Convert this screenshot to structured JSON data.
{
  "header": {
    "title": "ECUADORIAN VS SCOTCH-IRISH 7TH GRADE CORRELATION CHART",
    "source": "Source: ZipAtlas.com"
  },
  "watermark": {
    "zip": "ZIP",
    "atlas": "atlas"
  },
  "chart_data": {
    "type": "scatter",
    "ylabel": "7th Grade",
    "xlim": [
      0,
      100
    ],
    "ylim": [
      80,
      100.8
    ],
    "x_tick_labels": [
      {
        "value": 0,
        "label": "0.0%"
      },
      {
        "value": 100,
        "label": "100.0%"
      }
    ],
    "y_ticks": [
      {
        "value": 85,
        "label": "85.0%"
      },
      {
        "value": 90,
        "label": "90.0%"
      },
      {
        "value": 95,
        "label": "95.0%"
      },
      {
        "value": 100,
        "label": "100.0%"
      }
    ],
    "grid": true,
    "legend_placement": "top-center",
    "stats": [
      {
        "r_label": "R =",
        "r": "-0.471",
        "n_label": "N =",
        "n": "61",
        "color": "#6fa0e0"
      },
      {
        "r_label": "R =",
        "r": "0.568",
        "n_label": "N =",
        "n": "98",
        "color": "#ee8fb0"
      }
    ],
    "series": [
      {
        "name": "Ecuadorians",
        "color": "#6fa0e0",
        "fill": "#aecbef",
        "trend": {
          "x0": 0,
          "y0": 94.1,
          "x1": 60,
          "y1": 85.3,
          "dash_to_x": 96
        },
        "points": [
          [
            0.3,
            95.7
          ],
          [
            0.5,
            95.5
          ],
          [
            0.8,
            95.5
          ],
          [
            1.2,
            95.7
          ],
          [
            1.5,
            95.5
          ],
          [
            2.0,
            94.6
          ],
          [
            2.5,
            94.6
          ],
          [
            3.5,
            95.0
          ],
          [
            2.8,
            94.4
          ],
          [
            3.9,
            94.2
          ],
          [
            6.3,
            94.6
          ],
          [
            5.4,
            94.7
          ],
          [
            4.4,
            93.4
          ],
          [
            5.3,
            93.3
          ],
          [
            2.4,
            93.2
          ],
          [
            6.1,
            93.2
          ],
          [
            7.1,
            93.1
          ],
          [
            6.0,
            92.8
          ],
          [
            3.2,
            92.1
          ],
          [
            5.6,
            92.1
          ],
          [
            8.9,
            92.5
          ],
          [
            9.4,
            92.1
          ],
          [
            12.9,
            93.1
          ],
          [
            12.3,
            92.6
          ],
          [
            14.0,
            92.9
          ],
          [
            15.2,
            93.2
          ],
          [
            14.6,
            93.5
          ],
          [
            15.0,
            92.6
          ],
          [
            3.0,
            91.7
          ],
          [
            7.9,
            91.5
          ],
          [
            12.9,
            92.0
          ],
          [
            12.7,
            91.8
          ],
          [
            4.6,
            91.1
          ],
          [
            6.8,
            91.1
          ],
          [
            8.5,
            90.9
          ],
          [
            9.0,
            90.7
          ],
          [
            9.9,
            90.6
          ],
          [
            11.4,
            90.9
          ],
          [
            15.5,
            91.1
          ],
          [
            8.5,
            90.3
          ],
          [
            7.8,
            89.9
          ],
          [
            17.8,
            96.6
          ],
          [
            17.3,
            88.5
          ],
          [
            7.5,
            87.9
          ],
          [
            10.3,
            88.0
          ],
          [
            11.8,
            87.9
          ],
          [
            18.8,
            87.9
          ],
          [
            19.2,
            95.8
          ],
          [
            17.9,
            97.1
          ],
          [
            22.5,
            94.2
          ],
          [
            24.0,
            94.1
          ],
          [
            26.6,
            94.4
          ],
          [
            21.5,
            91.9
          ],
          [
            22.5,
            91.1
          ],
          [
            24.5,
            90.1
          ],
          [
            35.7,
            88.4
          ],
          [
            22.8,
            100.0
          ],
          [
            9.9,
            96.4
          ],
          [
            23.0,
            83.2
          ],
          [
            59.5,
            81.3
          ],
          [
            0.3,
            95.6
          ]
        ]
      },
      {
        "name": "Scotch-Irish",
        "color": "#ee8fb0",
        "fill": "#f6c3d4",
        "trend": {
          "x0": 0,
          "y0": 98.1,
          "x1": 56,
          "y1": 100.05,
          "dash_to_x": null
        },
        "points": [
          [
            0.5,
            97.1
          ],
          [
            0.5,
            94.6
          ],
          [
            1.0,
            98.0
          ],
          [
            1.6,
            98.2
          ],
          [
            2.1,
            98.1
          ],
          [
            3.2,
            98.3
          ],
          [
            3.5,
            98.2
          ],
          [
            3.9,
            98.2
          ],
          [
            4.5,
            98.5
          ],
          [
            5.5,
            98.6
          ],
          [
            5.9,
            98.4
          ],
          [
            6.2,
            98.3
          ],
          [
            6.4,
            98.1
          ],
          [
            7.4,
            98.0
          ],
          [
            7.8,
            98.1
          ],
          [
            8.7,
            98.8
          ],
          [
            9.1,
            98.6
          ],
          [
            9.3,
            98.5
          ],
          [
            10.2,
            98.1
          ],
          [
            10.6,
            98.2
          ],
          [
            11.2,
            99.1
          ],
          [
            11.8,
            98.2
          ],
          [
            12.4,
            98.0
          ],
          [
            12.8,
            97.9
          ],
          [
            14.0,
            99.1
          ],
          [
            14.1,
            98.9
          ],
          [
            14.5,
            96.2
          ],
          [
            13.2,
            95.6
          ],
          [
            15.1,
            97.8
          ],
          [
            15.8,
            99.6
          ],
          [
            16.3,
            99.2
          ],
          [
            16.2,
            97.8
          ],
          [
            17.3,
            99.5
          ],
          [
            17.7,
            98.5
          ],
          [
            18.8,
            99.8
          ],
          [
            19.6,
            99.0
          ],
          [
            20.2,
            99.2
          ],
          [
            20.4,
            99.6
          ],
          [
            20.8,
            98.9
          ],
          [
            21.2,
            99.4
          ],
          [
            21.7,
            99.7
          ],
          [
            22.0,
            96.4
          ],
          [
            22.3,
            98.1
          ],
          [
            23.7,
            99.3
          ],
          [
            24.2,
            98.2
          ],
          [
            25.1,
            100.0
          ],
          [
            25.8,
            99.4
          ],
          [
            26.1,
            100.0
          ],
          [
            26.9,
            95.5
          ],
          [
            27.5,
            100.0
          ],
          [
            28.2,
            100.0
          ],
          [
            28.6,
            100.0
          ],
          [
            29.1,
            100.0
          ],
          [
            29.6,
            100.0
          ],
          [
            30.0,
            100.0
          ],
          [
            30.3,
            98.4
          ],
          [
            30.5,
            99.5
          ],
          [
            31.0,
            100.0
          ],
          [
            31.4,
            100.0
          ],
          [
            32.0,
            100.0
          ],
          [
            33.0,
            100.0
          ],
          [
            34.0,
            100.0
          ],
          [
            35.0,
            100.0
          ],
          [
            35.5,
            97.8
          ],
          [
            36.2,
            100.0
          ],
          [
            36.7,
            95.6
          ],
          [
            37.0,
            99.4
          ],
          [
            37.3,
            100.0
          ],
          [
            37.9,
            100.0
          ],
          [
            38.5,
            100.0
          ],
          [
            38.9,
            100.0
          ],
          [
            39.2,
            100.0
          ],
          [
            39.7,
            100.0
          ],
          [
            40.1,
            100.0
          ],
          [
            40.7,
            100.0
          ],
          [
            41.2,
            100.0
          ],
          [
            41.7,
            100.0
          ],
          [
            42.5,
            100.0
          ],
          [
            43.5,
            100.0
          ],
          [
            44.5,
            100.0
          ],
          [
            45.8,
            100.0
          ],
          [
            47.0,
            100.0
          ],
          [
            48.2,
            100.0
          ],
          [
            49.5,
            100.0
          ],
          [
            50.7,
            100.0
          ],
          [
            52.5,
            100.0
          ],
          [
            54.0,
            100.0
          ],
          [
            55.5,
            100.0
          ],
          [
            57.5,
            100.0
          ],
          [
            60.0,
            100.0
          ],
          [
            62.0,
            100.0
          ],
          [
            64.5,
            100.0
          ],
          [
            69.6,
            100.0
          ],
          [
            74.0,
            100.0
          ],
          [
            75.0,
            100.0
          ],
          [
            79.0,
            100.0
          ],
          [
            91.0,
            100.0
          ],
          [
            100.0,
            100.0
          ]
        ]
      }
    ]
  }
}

§

> [Task requirements]
Find every line above that contains the word "color", and return each one.

> [Expected output]
        "color": "#6fa0e0"
        "color": "#ee8fb0"
        "color": "#6fa0e0",
        "color": "#ee8fb0",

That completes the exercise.